• _What you have to do_
Set the listing down unchanged, minus every embedded image.

----- Entries supplied

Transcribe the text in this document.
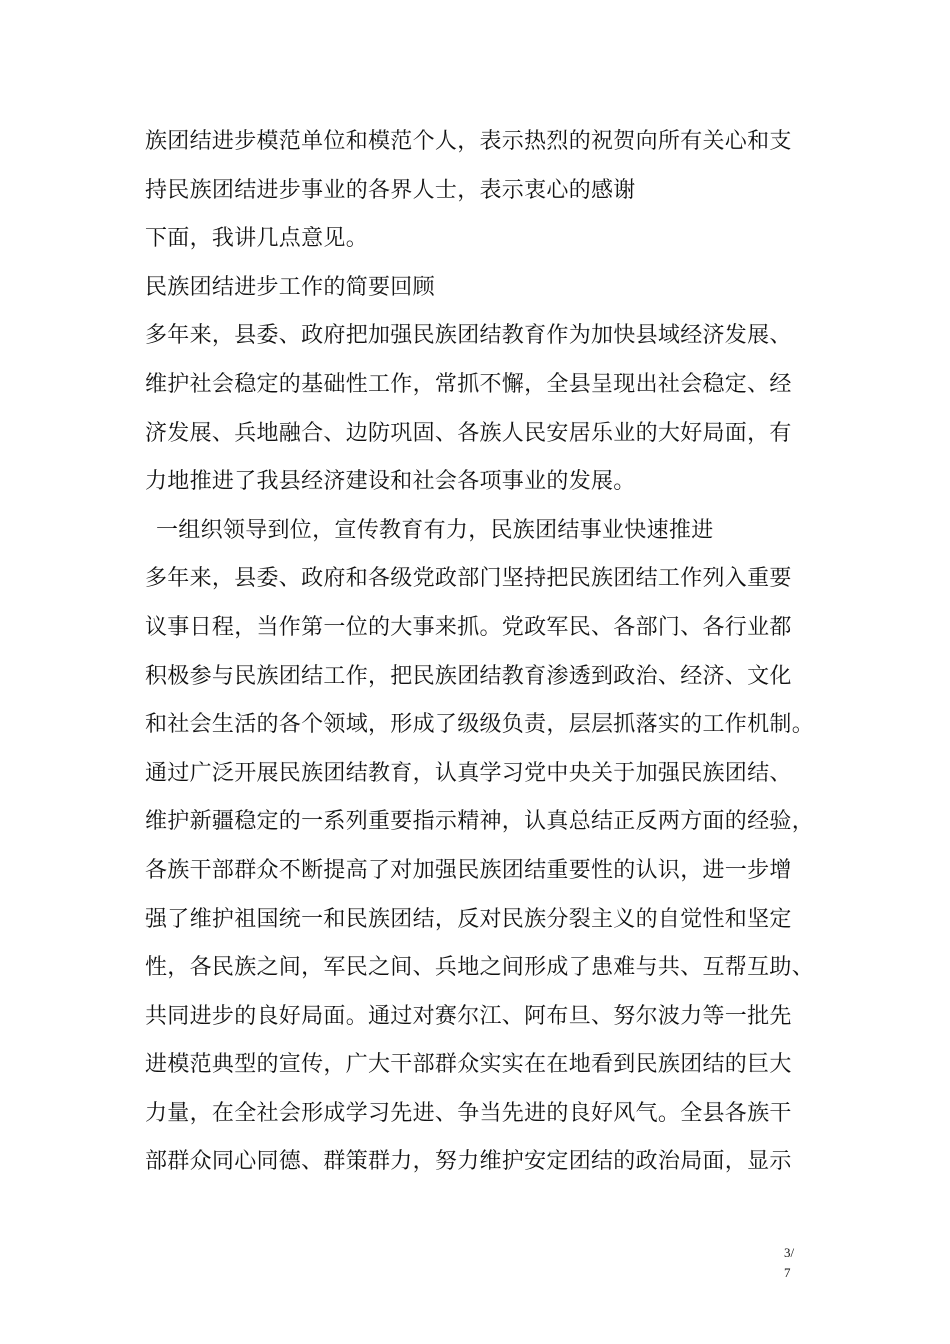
族团结进步模范单位和模范个人，表示热烈的祝贺向所有关心和支
持民族团结进步事业的各界人士，表示衷心的感谢
下面，我讲几点意见。
民族团结进步工作的简要回顾
多年来，县委、政府把加强民族团结教育作为加快县域经济发展、
维护社会稳定的基础性工作，常抓不懈，全县呈现出社会稳定、经
济发展、兵地融合、边防巩固、各族人民安居乐业的大好局面，有
力地推进了我县经济建设和社会各项事业的发展。
一组织领导到位，宣传教育有力，民族团结事业快速推进
多年来，县委、政府和各级党政部门坚持把民族团结工作列入重要
议事日程，当作第一位的大事来抓。党政军民、各部门、各行业都
积极参与民族团结工作，把民族团结教育渗透到政治、经济、文化
和社会生活的各个领域，形成了级级负责，层层抓落实的工作机制。
通过广泛开展民族团结教育，认真学习党中央关于加强民族团结、
维护新疆稳定的一系列重要指示精神，认真总结正反两方面的经验，
各族干部群众不断提高了对加强民族团结重要性的认识，进一步增
强了维护祖国统一和民族团结，反对民族分裂主义的自觉性和坚定
性，各民族之间，军民之间、兵地之间形成了患难与共、互帮互助、
共同进步的良好局面。通过对赛尔江、阿布旦、努尔波力等一批先
进模范典型的宣传，广大干部群众实实在在地看到民族团结的巨大
力量，在全社会形成学习先进、争当先进的良好风气。全县各族干
部群众同心同德、群策群力，努力维护安定团结的政治局面，显示
3/
7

----------

• _Answer for the task_
Transcribe the text in this document.
族团结进步模范单位和模范个人，表示热烈的祝贺向所有关心和支
持民族团结进步事业的各界人士，表示衷心的感谢
下面，我讲几点意见。
民族团结进步工作的简要回顾
多年来，县委、政府把加强民族团结教育作为加快县域经济发展、
维护社会稳定的基础性工作，常抓不懈，全县呈现出社会稳定、经
济发展、兵地融合、边防巩固、各族人民安居乐业的大好局面，有
力地推进了我县经济建设和社会各项事业的发展。
一组织领导到位，宣传教育有力，民族团结事业快速推进
多年来，县委、政府和各级党政部门坚持把民族团结工作列入重要
议事日程，当作第一位的大事来抓。党政军民、各部门、各行业都
积极参与民族团结工作，把民族团结教育渗透到政治、经济、文化
和社会生活的各个领域，形成了级级负责，层层抓落实的工作机制。
通过广泛开展民族团结教育，认真学习党中央关于加强民族团结、
维护新疆稳定的一系列重要指示精神，认真总结正反两方面的经验，
各族干部群众不断提高了对加强民族团结重要性的认识，进一步增
强了维护祖国统一和民族团结，反对民族分裂主义的自觉性和坚定
性，各民族之间，军民之间、兵地之间形成了患难与共、互帮互助、
共同进步的良好局面。通过对赛尔江、阿布旦、努尔波力等一批先
进模范典型的宣传，广大干部群众实实在在地看到民族团结的巨大
力量，在全社会形成学习先进、争当先进的良好风气。全县各族干
部群众同心同德、群策群力，努力维护安定团结的政治局面，显示
3/
7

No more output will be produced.